### [Task goal]
Repeat the lines below verbatim, from the first line up to and including the line with "y-axis-label: Capacity(%) —".

[Boxed element lines]
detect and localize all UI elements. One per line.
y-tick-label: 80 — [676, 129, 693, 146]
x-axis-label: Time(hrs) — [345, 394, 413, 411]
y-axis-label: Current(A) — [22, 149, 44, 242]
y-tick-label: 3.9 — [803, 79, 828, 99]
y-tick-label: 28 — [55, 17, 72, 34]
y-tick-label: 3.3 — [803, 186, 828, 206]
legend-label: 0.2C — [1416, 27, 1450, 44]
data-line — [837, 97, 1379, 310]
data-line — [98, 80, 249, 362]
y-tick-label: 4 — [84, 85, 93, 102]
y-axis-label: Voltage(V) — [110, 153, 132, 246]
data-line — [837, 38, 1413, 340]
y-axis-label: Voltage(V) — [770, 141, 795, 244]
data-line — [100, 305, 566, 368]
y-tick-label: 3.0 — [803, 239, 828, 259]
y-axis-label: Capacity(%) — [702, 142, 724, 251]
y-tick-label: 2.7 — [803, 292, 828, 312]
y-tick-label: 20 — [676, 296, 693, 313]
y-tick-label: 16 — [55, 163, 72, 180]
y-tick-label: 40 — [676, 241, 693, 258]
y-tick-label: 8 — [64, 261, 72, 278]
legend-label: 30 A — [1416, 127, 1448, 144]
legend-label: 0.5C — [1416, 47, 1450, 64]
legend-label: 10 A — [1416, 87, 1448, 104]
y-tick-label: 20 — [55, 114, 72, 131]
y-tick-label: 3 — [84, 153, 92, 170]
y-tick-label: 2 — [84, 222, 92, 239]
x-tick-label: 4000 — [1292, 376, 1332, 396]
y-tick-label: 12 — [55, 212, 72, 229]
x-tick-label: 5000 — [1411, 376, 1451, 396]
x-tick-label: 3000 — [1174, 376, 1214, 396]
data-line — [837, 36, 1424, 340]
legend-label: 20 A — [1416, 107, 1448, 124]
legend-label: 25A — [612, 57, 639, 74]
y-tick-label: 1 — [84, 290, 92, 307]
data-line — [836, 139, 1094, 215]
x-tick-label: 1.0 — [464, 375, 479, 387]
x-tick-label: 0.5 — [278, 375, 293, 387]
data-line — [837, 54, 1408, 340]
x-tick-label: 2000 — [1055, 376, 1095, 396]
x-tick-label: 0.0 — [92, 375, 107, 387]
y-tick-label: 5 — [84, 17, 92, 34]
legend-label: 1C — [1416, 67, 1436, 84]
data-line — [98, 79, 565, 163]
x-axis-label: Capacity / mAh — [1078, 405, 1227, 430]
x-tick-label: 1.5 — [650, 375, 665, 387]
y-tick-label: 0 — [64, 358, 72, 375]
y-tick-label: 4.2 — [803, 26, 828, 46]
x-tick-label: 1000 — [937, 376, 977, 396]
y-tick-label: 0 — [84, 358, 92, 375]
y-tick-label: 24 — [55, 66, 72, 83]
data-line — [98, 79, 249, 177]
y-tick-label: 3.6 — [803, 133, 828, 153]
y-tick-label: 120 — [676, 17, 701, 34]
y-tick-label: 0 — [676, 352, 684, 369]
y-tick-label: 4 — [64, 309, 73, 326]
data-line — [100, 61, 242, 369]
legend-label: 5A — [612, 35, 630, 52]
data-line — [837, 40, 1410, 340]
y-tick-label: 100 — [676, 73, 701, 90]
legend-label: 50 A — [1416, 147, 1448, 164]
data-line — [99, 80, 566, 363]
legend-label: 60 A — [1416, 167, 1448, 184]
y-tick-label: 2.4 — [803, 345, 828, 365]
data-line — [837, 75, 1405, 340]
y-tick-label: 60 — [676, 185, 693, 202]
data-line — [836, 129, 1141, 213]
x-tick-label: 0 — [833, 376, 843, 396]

### [Written answer]
detect and localize all UI elements. One per line.
y-tick-label: 80 — [676, 129, 693, 146]
x-axis-label: Time(hrs) — [345, 394, 413, 411]
y-axis-label: Current(A) — [22, 149, 44, 242]
y-tick-label: 3.9 — [803, 79, 828, 99]
y-tick-label: 28 — [55, 17, 72, 34]
y-tick-label: 3.3 — [803, 186, 828, 206]
legend-label: 0.2C — [1416, 27, 1450, 44]
data-line — [837, 97, 1379, 310]
data-line — [98, 80, 249, 362]
y-tick-label: 4 — [84, 85, 93, 102]
y-axis-label: Voltage(V) — [110, 153, 132, 246]
data-line — [837, 38, 1413, 340]
y-axis-label: Voltage(V) — [770, 141, 795, 244]
data-line — [100, 305, 566, 368]
y-tick-label: 3.0 — [803, 239, 828, 259]
y-axis-label: Capacity(%) — [702, 142, 724, 251]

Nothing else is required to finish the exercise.